──────── DATA FOR THE TASK ────────
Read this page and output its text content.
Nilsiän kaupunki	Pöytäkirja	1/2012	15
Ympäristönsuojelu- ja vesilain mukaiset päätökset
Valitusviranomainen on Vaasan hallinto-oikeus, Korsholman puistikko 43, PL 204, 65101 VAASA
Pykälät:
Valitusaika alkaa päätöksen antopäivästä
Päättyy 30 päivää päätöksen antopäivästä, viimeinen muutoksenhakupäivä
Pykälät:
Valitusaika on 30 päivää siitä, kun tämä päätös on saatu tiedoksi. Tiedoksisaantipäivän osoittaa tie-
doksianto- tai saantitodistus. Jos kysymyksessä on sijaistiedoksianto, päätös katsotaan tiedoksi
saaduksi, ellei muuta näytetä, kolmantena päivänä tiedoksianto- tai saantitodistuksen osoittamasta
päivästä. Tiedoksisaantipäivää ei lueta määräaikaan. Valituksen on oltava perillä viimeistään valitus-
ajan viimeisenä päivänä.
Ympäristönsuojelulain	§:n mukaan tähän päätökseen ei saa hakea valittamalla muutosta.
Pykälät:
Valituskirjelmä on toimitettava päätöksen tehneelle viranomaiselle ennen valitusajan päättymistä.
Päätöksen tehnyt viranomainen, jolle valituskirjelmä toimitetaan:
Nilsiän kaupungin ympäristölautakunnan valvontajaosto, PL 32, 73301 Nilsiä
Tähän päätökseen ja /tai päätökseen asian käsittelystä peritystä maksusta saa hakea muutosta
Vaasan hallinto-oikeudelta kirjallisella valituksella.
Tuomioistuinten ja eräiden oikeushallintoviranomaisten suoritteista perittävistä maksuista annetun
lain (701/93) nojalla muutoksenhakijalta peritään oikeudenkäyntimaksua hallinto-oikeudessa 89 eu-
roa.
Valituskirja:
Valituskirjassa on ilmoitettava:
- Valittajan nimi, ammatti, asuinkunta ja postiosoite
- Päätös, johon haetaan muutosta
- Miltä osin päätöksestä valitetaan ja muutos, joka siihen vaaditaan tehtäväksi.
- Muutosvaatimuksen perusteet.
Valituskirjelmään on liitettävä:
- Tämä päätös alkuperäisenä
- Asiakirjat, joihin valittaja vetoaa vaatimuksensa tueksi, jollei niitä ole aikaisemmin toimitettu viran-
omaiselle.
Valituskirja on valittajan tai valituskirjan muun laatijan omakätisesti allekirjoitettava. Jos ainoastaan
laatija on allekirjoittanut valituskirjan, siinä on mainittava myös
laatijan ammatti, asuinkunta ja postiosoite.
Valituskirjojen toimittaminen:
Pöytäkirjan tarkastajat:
────────
WHAT IS NEEDED
Can you reproduce all the material exactly?

SOLUTION TO THE PROBLEM
Read this page and output its text content.
Nilsiän kaupunki	Pöytäkirja	1/2012	15
Ympäristönsuojelu- ja vesilain mukaiset päätökset
Valitusviranomainen on Vaasan hallinto-oikeus, Korsholman puistikko 43, PL 204, 65101 VAASA
Pykälät:
Valitusaika alkaa päätöksen antopäivästä
Päättyy 30 päivää päätöksen antopäivästä, viimeinen muutoksenhakupäivä
Pykälät:
Valitusaika on 30 päivää siitä, kun tämä päätös on saatu tiedoksi. Tiedoksisaantipäivän osoittaa tie-
doksianto- tai saantitodistus. Jos kysymyksessä on sijaistiedoksianto, päätös katsotaan tiedoksi
saaduksi, ellei muuta näytetä, kolmantena päivänä tiedoksianto- tai saantitodistuksen osoittamasta
päivästä. Tiedoksisaantipäivää ei lueta määräaikaan. Valituksen on oltava perillä viimeistään valitus-
ajan viimeisenä päivänä.
Ympäristönsuojelulain	§:n mukaan tähän päätökseen ei saa hakea valittamalla muutosta.
Pykälät:
Valituskirjelmä on toimitettava päätöksen tehneelle viranomaiselle ennen valitusajan päättymistä.
Päätöksen tehnyt viranomainen, jolle valituskirjelmä toimitetaan:
Nilsiän kaupungin ympäristölautakunnan valvontajaosto, PL 32, 73301 Nilsiä
Tähän päätökseen ja /tai päätökseen asian käsittelystä peritystä maksusta saa hakea muutosta
Vaasan hallinto-oikeudelta kirjallisella valituksella.
Tuomioistuinten ja eräiden oikeushallintoviranomaisten suoritteista perittävistä maksuista annetun
lain (701/93) nojalla muutoksenhakijalta peritään oikeudenkäyntimaksua hallinto-oikeudessa 89 eu-
roa.
Valituskirja:
Valituskirjassa on ilmoitettava:
- Valittajan nimi, ammatti, asuinkunta ja postiosoite
- Päätös, johon haetaan muutosta
- Miltä osin päätöksestä valitetaan ja muutos, joka siihen vaaditaan tehtäväksi.
- Muutosvaatimuksen perusteet.
Valituskirjelmään on liitettävä:
- Tämä päätös alkuperäisenä
- Asiakirjat, joihin valittaja vetoaa vaatimuksensa tueksi, jollei niitä ole aikaisemmin toimitettu viran-
omaiselle.
Valituskirja on valittajan tai valituskirjan muun laatijan omakätisesti allekirjoitettava. Jos ainoastaan
laatija on allekirjoittanut valituskirjan, siinä on mainittava myös
laatijan ammatti, asuinkunta ja postiosoite.
Valituskirjojen toimittaminen:
Pöytäkirjan tarkastajat:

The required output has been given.